Given task:
Extract the lines below, from the start of the records through the line that contains "text-line: onib;: civib;", and reproduce them without changes.

=======

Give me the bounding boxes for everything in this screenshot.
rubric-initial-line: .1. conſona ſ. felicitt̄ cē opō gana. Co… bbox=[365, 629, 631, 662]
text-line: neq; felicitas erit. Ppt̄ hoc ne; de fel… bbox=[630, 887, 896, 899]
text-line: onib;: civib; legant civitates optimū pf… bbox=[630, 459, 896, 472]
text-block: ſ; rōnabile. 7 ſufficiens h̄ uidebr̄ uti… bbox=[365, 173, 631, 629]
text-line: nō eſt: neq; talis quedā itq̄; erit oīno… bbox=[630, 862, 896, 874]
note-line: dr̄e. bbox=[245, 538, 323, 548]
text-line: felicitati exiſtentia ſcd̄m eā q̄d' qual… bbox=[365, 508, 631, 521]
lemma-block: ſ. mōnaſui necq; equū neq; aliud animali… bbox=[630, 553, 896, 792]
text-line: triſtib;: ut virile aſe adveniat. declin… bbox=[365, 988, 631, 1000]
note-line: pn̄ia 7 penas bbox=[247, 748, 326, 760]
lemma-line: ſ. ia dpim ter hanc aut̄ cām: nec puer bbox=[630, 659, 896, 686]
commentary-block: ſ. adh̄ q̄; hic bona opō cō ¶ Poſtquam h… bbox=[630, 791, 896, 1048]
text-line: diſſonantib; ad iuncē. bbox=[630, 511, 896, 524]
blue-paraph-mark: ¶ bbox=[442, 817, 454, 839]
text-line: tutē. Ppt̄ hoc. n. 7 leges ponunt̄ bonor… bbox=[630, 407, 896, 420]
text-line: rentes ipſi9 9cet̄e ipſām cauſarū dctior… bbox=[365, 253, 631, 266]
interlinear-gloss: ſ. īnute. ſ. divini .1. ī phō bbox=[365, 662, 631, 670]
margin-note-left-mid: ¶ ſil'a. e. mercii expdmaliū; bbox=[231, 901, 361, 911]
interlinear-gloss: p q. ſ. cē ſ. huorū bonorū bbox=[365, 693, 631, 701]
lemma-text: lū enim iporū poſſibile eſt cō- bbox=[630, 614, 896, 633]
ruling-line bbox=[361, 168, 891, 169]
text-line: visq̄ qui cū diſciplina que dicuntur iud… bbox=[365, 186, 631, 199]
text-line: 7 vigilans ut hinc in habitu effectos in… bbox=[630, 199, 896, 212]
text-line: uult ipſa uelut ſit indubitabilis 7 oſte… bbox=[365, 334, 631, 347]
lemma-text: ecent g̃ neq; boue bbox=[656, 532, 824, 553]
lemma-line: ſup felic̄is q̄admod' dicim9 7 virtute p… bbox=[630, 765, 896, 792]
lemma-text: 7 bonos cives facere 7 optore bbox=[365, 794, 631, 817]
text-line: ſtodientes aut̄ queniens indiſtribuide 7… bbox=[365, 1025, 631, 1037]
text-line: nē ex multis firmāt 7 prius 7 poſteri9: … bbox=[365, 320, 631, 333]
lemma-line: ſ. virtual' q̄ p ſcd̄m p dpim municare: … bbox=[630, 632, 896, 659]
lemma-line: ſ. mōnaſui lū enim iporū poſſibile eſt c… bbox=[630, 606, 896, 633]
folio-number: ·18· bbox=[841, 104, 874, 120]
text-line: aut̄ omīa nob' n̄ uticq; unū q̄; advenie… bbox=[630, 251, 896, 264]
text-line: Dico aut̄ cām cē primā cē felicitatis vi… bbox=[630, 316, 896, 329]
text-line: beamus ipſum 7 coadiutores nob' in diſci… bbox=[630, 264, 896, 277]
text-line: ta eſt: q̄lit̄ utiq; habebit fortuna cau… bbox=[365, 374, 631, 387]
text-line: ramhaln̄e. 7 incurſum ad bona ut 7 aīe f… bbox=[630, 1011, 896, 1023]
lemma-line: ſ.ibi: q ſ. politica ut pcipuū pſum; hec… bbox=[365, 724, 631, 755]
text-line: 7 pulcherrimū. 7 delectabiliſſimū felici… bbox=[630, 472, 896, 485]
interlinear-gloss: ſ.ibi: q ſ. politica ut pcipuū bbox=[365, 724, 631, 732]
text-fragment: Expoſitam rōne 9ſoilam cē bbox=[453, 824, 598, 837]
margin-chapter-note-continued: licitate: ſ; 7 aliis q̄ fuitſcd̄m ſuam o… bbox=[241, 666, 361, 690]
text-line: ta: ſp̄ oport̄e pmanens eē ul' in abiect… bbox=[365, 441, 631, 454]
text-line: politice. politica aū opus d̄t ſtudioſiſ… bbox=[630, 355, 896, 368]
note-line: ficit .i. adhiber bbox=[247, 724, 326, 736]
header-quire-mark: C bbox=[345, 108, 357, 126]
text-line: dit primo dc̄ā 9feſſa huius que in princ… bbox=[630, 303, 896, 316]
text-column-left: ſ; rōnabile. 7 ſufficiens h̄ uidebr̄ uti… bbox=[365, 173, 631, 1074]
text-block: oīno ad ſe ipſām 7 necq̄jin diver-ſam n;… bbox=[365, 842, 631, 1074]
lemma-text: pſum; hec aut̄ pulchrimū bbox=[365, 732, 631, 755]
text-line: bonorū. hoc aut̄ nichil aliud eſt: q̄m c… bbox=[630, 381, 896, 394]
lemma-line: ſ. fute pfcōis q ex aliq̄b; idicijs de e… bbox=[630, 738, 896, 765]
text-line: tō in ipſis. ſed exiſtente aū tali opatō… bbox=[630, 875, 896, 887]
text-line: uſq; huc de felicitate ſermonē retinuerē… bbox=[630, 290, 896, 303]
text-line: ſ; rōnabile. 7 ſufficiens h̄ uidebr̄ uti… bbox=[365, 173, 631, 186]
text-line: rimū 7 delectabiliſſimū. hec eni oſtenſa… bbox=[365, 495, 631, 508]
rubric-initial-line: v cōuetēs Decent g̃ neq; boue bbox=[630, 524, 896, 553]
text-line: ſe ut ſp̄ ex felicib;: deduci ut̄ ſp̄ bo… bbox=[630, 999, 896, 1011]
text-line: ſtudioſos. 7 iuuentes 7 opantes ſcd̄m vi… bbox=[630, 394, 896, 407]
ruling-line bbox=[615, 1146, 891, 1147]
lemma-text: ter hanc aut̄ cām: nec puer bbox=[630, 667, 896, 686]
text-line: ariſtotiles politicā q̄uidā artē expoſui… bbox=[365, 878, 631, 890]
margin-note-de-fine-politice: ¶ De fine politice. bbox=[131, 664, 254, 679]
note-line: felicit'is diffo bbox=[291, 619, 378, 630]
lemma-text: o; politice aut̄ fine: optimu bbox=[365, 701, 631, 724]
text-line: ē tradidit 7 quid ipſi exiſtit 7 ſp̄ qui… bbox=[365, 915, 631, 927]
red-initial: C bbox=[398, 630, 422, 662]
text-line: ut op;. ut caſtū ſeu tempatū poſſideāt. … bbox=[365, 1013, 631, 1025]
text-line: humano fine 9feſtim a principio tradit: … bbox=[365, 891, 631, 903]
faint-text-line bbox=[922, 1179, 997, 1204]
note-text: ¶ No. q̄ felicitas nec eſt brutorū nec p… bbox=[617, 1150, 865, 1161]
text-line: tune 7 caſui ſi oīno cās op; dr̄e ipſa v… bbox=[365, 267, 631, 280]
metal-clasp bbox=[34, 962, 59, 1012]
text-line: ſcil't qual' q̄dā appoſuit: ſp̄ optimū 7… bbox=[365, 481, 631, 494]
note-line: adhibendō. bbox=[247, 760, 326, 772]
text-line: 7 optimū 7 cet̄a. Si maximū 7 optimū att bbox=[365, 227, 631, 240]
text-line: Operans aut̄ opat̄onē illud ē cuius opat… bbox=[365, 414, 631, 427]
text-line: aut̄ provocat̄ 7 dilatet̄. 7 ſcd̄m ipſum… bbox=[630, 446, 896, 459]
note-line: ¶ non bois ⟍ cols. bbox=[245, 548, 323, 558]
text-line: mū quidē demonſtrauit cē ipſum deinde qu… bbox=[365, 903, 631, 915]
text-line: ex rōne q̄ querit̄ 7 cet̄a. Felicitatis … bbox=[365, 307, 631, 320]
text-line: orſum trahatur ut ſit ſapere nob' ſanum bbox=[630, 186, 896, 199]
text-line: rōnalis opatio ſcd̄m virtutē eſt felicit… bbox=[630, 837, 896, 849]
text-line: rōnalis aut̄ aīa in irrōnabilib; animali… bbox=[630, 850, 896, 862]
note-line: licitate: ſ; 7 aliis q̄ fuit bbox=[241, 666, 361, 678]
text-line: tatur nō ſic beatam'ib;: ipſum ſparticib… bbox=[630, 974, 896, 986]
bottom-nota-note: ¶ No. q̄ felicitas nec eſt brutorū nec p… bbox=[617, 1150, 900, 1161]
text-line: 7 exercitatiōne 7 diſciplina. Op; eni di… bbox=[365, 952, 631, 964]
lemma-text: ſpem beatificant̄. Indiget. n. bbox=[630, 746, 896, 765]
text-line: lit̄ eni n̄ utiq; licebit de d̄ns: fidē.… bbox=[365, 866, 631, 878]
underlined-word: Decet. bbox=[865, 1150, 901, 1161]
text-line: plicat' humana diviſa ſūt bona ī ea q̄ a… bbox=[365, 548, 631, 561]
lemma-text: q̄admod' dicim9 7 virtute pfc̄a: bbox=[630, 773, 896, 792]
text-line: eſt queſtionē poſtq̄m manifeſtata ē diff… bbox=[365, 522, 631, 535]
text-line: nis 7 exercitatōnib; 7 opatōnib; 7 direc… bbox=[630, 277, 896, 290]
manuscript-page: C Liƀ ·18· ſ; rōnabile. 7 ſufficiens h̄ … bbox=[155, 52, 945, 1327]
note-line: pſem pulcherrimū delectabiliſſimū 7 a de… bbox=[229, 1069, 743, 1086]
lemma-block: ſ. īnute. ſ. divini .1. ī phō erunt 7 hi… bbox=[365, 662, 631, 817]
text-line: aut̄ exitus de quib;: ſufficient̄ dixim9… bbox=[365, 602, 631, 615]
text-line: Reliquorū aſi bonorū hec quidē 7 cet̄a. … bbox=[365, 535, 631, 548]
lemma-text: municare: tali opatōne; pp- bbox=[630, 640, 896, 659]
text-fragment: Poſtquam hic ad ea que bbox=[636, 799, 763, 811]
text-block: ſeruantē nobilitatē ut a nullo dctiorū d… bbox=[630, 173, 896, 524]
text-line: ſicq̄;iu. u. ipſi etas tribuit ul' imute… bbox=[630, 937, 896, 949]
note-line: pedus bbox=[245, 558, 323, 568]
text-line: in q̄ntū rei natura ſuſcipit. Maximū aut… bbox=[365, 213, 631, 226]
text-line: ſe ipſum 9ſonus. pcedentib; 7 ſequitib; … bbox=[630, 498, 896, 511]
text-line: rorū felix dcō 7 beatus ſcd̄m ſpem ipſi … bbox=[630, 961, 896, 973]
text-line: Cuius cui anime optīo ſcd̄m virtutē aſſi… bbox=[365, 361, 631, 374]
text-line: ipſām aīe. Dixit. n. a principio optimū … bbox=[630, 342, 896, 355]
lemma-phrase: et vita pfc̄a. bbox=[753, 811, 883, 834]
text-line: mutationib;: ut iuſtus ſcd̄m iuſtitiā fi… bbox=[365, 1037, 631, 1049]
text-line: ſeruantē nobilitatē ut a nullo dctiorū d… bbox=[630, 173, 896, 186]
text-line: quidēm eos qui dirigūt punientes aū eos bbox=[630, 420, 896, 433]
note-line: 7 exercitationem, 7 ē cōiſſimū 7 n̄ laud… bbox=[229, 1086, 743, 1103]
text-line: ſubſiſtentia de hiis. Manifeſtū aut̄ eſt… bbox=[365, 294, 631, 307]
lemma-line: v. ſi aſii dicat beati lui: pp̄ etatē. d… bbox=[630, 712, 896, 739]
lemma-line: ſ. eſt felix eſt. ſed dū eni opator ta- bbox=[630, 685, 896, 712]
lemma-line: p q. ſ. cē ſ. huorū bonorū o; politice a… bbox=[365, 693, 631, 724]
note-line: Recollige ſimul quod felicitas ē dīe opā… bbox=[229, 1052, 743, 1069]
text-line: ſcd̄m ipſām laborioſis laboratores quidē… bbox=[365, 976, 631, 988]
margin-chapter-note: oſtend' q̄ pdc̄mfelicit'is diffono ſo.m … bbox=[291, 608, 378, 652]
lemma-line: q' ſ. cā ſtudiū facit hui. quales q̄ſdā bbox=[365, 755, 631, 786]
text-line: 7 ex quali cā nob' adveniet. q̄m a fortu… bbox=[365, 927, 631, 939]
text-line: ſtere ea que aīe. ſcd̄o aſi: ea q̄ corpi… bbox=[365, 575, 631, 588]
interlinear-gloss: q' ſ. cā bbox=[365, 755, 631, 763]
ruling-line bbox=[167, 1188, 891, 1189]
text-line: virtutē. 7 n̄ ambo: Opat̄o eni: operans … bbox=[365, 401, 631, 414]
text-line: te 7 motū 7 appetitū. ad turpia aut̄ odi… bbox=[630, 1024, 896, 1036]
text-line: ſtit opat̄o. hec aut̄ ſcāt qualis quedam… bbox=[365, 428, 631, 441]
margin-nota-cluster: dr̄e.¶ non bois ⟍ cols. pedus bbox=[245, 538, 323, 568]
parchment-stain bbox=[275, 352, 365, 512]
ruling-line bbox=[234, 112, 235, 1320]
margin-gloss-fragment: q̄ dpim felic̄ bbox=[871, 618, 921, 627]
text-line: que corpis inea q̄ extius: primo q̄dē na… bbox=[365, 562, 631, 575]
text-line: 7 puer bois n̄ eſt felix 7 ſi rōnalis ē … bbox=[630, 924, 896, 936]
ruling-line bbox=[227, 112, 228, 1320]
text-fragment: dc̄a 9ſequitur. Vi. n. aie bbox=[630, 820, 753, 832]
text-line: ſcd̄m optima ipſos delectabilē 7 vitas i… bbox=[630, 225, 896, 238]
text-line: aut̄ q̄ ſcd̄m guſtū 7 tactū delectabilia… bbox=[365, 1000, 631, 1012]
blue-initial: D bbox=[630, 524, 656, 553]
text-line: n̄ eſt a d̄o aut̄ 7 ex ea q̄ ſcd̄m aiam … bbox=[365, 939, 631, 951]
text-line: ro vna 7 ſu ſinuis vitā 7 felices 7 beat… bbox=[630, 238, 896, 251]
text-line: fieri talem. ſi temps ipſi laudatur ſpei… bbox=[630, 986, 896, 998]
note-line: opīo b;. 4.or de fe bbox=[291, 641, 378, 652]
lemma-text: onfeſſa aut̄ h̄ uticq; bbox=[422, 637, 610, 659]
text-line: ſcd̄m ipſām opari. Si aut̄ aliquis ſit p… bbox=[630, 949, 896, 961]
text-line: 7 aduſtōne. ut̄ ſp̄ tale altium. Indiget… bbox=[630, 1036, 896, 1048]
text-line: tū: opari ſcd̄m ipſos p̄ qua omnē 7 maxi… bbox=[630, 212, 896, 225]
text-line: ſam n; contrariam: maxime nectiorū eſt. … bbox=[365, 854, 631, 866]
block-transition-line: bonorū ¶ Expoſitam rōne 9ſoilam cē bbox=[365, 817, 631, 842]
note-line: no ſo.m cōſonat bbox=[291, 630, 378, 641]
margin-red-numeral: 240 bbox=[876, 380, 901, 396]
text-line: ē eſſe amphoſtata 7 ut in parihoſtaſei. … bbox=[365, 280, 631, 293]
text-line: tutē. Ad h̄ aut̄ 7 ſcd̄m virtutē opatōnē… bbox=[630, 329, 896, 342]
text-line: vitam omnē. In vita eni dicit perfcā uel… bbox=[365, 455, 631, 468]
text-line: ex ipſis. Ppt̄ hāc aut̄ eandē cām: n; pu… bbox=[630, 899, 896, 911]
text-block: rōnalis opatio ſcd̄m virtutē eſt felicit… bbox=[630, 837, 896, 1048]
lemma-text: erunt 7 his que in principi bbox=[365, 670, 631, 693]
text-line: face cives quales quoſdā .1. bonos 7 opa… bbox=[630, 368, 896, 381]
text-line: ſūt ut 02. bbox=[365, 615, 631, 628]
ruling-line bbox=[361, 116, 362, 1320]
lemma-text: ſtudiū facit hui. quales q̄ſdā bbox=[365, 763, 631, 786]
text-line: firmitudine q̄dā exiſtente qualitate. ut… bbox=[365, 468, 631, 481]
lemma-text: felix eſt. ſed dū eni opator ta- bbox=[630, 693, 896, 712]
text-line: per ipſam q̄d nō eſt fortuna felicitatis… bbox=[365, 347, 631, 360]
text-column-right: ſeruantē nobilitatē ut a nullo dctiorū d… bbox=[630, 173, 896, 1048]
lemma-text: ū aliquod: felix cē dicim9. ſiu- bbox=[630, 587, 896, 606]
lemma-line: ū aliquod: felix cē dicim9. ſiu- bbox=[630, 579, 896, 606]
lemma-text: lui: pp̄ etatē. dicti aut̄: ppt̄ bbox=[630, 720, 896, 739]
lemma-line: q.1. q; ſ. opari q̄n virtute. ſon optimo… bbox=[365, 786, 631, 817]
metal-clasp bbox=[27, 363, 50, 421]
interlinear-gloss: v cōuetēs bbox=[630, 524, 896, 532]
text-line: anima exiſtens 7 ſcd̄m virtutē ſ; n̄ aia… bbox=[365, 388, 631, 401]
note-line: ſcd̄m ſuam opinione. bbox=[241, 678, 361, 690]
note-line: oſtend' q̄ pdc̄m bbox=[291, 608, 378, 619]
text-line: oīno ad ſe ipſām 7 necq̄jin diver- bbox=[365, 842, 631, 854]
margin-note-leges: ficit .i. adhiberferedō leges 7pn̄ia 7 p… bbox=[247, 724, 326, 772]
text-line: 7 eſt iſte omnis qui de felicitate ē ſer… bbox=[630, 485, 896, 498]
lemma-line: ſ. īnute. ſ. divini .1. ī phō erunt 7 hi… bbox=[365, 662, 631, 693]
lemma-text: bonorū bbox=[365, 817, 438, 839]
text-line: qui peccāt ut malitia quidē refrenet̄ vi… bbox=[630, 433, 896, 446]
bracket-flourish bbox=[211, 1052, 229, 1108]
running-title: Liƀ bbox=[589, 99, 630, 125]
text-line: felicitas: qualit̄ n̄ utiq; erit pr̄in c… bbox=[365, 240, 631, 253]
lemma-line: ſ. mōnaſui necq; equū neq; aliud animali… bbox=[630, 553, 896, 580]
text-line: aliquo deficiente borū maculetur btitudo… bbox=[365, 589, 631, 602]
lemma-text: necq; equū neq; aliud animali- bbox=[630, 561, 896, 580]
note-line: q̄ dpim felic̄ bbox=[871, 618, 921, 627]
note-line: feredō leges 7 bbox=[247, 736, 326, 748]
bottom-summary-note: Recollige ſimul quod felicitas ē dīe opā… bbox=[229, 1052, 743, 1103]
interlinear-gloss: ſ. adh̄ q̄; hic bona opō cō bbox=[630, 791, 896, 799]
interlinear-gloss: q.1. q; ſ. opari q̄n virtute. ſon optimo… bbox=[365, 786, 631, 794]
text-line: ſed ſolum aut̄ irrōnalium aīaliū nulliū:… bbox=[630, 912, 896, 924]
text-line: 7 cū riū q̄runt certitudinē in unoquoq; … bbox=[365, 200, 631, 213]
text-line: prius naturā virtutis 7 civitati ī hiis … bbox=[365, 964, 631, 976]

=======

Answer for this exercise:
Give me the bounding boxes for everything in this screenshot.
rubric-initial-line: .1. conſona ſ. felicitt̄ cē opō gana. Co… bbox=[365, 629, 631, 662]
text-line: neq; felicitas erit. Ppt̄ hoc ne; de fel… bbox=[630, 887, 896, 899]
text-line: onib;: civib; legant civitates optimū pf… bbox=[630, 459, 896, 472]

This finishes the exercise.